Output the material beneath exactly, leaving nothing out.

========

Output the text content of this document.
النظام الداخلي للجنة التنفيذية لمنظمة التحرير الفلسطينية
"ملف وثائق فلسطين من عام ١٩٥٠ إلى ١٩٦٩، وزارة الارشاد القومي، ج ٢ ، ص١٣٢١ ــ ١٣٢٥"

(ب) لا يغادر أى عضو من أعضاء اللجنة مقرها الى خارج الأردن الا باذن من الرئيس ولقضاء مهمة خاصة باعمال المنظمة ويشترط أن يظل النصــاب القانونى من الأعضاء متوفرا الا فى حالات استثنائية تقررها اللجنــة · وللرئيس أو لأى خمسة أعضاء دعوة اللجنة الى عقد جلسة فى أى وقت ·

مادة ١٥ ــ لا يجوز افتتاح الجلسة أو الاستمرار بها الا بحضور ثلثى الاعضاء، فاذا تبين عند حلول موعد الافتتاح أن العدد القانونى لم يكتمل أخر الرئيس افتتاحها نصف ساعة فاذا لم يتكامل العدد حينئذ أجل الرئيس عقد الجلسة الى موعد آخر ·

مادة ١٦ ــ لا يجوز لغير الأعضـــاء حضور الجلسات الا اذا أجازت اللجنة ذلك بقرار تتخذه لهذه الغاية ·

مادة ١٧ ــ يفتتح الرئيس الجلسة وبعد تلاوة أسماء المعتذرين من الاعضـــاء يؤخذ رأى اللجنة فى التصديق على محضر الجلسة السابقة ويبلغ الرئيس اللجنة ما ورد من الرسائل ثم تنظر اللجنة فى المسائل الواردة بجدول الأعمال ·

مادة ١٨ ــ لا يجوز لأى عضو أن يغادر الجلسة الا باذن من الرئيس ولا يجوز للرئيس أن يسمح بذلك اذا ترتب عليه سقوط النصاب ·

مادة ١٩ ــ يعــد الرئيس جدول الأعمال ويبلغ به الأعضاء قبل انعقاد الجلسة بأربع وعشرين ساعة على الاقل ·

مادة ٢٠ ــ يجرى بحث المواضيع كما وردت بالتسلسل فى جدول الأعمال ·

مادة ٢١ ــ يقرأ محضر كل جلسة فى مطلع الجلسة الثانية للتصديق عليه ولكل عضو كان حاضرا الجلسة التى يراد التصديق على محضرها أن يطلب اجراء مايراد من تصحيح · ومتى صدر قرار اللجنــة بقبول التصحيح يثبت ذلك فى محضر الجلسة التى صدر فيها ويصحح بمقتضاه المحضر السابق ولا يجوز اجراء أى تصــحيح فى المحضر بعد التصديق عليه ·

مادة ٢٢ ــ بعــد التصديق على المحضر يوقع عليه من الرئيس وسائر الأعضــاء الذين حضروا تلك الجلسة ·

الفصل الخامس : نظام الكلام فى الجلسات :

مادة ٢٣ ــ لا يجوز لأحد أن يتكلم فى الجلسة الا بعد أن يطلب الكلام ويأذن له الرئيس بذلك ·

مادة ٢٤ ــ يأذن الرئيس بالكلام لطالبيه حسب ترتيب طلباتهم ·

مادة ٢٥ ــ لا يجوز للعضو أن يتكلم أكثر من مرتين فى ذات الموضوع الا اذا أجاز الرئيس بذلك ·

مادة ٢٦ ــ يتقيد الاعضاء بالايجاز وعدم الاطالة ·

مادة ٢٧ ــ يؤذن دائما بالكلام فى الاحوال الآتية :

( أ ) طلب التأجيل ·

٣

========

__TASK RESULT__
Output the text content of this document.
النظام الداخلي للجنة التنفيذية لمنظمة التحرير الفلسطينية
"ملف وثائق فلسطين من عام ١٩٥٠ إلى ١٩٦٩، وزارة الارشاد القومي، ج ٢ ، ص١٣٢١ ــ ١٣٢٥"

(ب) لا يغادر أى عضو من أعضاء اللجنة مقرها الى خارج الأردن الا باذن من الرئيس ولقضاء مهمة خاصة باعمال المنظمة ويشترط أن يظل النصــاب القانونى من الأعضاء متوفرا الا فى حالات استثنائية تقررها اللجنــة · وللرئيس أو لأى خمسة أعضاء دعوة اللجنة الى عقد جلسة فى أى وقت ·

مادة ١٥ ــ لا يجوز افتتاح الجلسة أو الاستمرار بها الا بحضور ثلثى الاعضاء، فاذا تبين عند حلول موعد الافتتاح أن العدد القانونى لم يكتمل أخر الرئيس افتتاحها نصف ساعة فاذا لم يتكامل العدد حينئذ أجل الرئيس عقد الجلسة الى موعد آخر ·

مادة ١٦ ــ لا يجوز لغير الأعضـــاء حضور الجلسات الا اذا أجازت اللجنة ذلك بقرار تتخذه لهذه الغاية ·

مادة ١٧ ــ يفتتح الرئيس الجلسة وبعد تلاوة أسماء المعتذرين من الاعضـــاء يؤخذ رأى اللجنة فى التصديق على محضر الجلسة السابقة ويبلغ الرئيس اللجنة ما ورد من الرسائل ثم تنظر اللجنة فى المسائل الواردة بجدول الأعمال ·

مادة ١٨ ــ لا يجوز لأى عضو أن يغادر الجلسة الا باذن من الرئيس ولا يجوز للرئيس أن يسمح بذلك اذا ترتب عليه سقوط النصاب ·

مادة ١٩ ــ يعــد الرئيس جدول الأعمال ويبلغ به الأعضاء قبل انعقاد الجلسة بأربع وعشرين ساعة على الاقل ·

مادة ٢٠ ــ يجرى بحث المواضيع كما وردت بالتسلسل فى جدول الأعمال ·

مادة ٢١ ــ يقرأ محضر كل جلسة فى مطلع الجلسة الثانية للتصديق عليه ولكل عضو كان حاضرا الجلسة التى يراد التصديق على محضرها أن يطلب اجراء مايراد من تصحيح · ومتى صدر قرار اللجنــة بقبول التصحيح يثبت ذلك فى محضر الجلسة التى صدر فيها ويصحح بمقتضاه المحضر السابق ولا يجوز اجراء أى تصــحيح فى المحضر بعد التصديق عليه ·

مادة ٢٢ ــ بعــد التصديق على المحضر يوقع عليه من الرئيس وسائر الأعضــاء الذين حضروا تلك الجلسة ·

الفصل الخامس : نظام الكلام فى الجلسات :

مادة ٢٣ ــ لا يجوز لأحد أن يتكلم فى الجلسة الا بعد أن يطلب الكلام ويأذن له الرئيس بذلك ·

مادة ٢٤ ــ يأذن الرئيس بالكلام لطالبيه حسب ترتيب طلباتهم ·

مادة ٢٥ ــ لا يجوز للعضو أن يتكلم أكثر من مرتين فى ذات الموضوع الا اذا أجاز الرئيس بذلك ·

مادة ٢٦ ــ يتقيد الاعضاء بالايجاز وعدم الاطالة ·

مادة ٢٧ ــ يؤذن دائما بالكلام فى الاحوال الآتية :

( أ ) طلب التأجيل ·

٣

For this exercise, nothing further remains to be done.